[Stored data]
+===+

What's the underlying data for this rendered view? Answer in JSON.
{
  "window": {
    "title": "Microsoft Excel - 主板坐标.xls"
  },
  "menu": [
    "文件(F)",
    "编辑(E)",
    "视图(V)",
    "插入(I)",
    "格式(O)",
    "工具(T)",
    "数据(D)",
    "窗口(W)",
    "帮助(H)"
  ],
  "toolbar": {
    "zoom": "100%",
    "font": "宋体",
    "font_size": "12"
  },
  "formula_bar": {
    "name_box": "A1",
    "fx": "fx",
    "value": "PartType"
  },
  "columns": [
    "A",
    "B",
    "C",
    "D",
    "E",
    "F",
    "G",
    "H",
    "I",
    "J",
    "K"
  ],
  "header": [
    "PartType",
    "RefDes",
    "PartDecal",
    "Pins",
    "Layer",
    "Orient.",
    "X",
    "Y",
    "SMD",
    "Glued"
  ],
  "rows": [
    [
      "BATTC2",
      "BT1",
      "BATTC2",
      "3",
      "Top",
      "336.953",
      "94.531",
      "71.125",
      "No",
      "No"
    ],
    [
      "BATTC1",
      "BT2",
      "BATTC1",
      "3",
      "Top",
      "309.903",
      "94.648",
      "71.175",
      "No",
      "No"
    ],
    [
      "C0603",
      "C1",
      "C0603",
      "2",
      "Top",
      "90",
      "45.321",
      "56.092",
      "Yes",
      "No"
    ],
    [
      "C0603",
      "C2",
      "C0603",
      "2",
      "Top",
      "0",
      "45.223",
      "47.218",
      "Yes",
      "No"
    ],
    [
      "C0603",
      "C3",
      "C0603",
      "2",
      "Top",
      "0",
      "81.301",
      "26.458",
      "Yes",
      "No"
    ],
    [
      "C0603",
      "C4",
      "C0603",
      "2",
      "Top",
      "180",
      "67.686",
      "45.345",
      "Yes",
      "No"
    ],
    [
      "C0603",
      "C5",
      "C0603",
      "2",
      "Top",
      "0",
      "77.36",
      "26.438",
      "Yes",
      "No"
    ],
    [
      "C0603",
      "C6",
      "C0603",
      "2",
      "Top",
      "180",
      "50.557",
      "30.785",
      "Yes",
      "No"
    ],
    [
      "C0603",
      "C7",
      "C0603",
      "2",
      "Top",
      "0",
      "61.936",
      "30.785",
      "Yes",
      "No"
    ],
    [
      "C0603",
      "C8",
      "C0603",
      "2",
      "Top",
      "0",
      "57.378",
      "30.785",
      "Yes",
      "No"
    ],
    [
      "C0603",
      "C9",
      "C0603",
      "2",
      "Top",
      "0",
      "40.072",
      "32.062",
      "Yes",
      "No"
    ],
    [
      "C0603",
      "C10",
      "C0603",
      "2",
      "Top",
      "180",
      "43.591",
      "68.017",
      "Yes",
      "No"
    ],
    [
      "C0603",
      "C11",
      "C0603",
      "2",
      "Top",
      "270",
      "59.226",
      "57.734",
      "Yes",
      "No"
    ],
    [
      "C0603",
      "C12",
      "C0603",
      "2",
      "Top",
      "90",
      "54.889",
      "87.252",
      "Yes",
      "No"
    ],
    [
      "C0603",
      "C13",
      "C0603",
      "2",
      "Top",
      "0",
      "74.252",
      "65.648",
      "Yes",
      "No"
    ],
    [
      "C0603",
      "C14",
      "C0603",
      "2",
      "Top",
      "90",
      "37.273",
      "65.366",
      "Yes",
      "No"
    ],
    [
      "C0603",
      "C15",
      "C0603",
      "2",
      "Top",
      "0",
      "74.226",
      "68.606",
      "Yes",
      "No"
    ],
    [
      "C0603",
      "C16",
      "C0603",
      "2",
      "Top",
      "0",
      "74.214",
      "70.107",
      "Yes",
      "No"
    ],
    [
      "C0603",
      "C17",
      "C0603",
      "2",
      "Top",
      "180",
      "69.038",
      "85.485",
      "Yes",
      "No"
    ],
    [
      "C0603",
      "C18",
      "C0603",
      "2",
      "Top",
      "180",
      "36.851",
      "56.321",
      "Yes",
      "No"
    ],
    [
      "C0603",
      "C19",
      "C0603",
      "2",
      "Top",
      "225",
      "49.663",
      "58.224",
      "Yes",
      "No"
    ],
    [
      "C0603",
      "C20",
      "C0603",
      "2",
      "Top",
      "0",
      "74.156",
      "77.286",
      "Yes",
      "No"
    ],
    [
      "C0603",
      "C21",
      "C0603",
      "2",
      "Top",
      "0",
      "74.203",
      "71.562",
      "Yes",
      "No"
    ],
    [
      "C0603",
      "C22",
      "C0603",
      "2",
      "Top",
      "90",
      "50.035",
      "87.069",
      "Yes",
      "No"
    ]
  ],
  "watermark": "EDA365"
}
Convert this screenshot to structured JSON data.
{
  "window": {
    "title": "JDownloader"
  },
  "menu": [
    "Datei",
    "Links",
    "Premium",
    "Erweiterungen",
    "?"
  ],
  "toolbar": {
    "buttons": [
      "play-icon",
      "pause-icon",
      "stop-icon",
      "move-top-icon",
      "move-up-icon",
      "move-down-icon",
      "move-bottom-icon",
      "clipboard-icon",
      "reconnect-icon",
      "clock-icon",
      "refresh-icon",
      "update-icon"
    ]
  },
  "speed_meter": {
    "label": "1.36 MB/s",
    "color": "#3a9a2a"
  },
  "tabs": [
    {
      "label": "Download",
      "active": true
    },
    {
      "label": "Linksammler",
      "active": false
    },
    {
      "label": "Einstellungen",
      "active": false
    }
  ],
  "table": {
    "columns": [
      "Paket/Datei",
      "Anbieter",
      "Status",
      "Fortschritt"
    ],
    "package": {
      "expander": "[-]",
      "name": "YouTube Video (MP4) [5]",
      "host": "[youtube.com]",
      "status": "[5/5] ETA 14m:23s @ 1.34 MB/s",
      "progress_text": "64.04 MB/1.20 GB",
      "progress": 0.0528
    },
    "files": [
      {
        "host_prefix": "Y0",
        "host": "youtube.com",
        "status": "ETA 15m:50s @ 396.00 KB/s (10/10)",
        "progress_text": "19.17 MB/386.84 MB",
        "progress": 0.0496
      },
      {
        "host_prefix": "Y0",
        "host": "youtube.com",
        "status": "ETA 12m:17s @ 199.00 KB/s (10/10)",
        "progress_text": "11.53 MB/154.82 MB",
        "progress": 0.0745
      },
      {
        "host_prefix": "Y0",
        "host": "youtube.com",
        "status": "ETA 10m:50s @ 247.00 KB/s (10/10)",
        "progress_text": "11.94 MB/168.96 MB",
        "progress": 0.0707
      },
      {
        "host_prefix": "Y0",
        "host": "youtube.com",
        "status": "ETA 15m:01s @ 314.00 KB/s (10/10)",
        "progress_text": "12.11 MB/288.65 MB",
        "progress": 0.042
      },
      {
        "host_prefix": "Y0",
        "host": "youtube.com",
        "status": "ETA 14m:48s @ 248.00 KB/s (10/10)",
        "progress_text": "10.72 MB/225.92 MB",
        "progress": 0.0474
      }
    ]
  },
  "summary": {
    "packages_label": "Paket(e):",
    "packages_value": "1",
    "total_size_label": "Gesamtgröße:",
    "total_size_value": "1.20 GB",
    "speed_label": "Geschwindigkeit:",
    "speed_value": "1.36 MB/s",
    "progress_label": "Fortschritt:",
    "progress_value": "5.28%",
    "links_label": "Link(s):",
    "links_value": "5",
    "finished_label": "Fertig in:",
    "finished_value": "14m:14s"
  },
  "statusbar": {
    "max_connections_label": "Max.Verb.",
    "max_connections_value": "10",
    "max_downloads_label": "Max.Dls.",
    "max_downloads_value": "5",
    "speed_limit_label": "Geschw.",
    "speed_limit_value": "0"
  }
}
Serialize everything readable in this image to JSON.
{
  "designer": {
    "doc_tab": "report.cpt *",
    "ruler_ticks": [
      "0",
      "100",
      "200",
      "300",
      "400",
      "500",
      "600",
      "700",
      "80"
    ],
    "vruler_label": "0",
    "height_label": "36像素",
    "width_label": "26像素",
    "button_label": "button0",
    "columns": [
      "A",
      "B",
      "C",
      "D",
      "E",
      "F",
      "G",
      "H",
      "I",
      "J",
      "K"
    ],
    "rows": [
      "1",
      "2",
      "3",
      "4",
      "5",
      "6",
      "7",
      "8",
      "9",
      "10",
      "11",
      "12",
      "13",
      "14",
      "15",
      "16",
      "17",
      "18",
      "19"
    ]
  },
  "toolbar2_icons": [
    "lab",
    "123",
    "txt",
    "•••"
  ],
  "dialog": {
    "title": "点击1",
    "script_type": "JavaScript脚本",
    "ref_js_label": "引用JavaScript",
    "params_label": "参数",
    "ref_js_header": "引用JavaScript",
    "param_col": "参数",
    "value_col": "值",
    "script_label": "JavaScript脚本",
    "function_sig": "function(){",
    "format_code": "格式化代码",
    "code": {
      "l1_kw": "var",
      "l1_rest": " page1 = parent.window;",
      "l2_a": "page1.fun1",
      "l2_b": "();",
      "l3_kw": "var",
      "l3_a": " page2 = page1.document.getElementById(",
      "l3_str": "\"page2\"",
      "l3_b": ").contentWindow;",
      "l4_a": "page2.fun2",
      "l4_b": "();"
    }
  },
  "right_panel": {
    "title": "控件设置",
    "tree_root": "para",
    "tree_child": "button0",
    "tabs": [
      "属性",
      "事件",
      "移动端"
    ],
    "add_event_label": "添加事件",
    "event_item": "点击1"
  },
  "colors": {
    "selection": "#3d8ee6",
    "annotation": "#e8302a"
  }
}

+===+

**REQUIRED WORK**
Where a line in the material contains "this", copy that line.

**COMPLETED EXERCISE**
What's the underlying data for this rendered view? Answer in JSON.
Convert this screenshot to structured JSON data.
Serialize everything readable in this image to JSON.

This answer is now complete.